WHAT IS BEING ASKED >>
Write out the full listing exactly as given, minus the images.

── RECORDS TO USE

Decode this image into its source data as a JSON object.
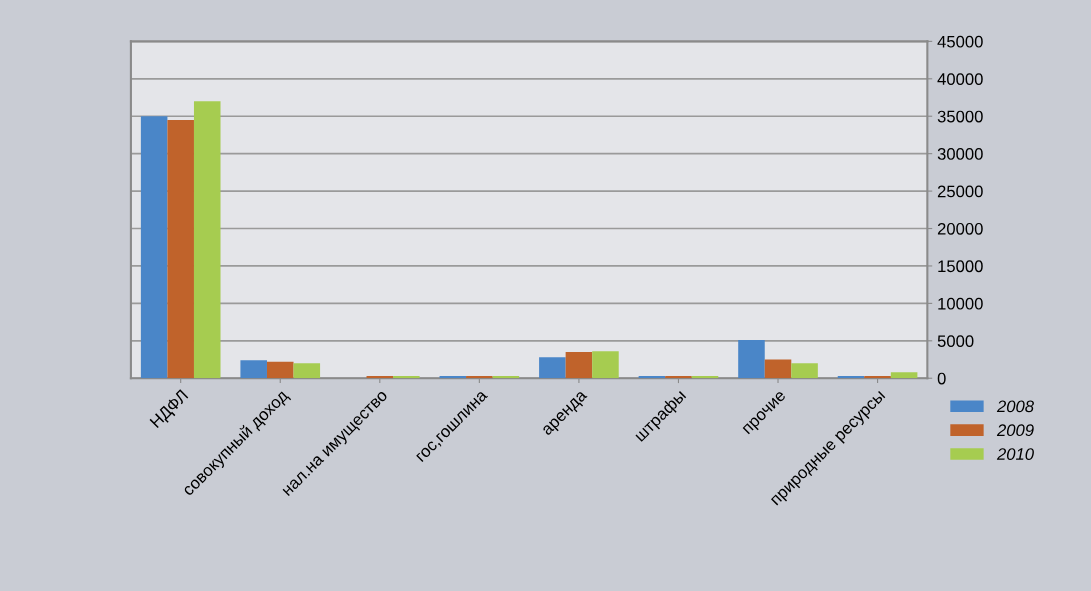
{
  "chart_data": {
    "type": "bar",
    "categories": [
      "НДФЛ",
      "совокупный доход",
      "нал.на имущество",
      "гос,гошлина",
      "аренда",
      "штрафы",
      "прочие",
      "природные ресурсы"
    ],
    "series": [
      {
        "name": "2008",
        "color": "#4a86c8",
        "values": [
          35000,
          2400,
          0,
          300,
          2800,
          300,
          5100,
          300
        ]
      },
      {
        "name": "2009",
        "color": "#c0632b",
        "values": [
          34500,
          2200,
          300,
          300,
          3500,
          300,
          2500,
          300
        ]
      },
      {
        "name": "2010",
        "color": "#a6cc50",
        "values": [
          37000,
          2000,
          300,
          300,
          3600,
          300,
          2000,
          800
        ]
      }
    ],
    "ylim": [
      0,
      45000
    ],
    "yticks": [
      0,
      5000,
      10000,
      15000,
      20000,
      25000,
      30000,
      35000,
      40000,
      45000
    ],
    "grid": "y",
    "legend": "bottom right"
  }
}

────

COMPLETE OUTPUT >>
Decode this image into its source data as a JSON object.
{
  "chart_data": {
    "type": "bar",
    "categories": [
      "НДФЛ",
      "совокупный доход",
      "нал.на имущество",
      "гос,гошлина",
      "аренда",
      "штрафы",
      "прочие",
      "природные ресурсы"
    ],
    "series": [
      {
        "name": "2008",
        "color": "#4a86c8",
        "values": [
          35000,
          2400,
          0,
          300,
          2800,
          300,
          5100,
          300
        ]
      },
      {
        "name": "2009",
        "color": "#c0632b",
        "values": [
          34500,
          2200,
          300,
          300,
          3500,
          300,
          2500,
          300
        ]
      },
      {
        "name": "2010",
        "color": "#a6cc50",
        "values": [
          37000,
          2000,
          300,
          300,
          3600,
          300,
          2000,
          800
        ]
      }
    ],
    "ylim": [
      0,
      45000
    ],
    "yticks": [
      0,
      5000,
      10000,
      15000,
      20000,
      25000,
      30000,
      35000,
      40000,
      45000
    ],
    "grid": "y",
    "legend": "bottom right"
  }
}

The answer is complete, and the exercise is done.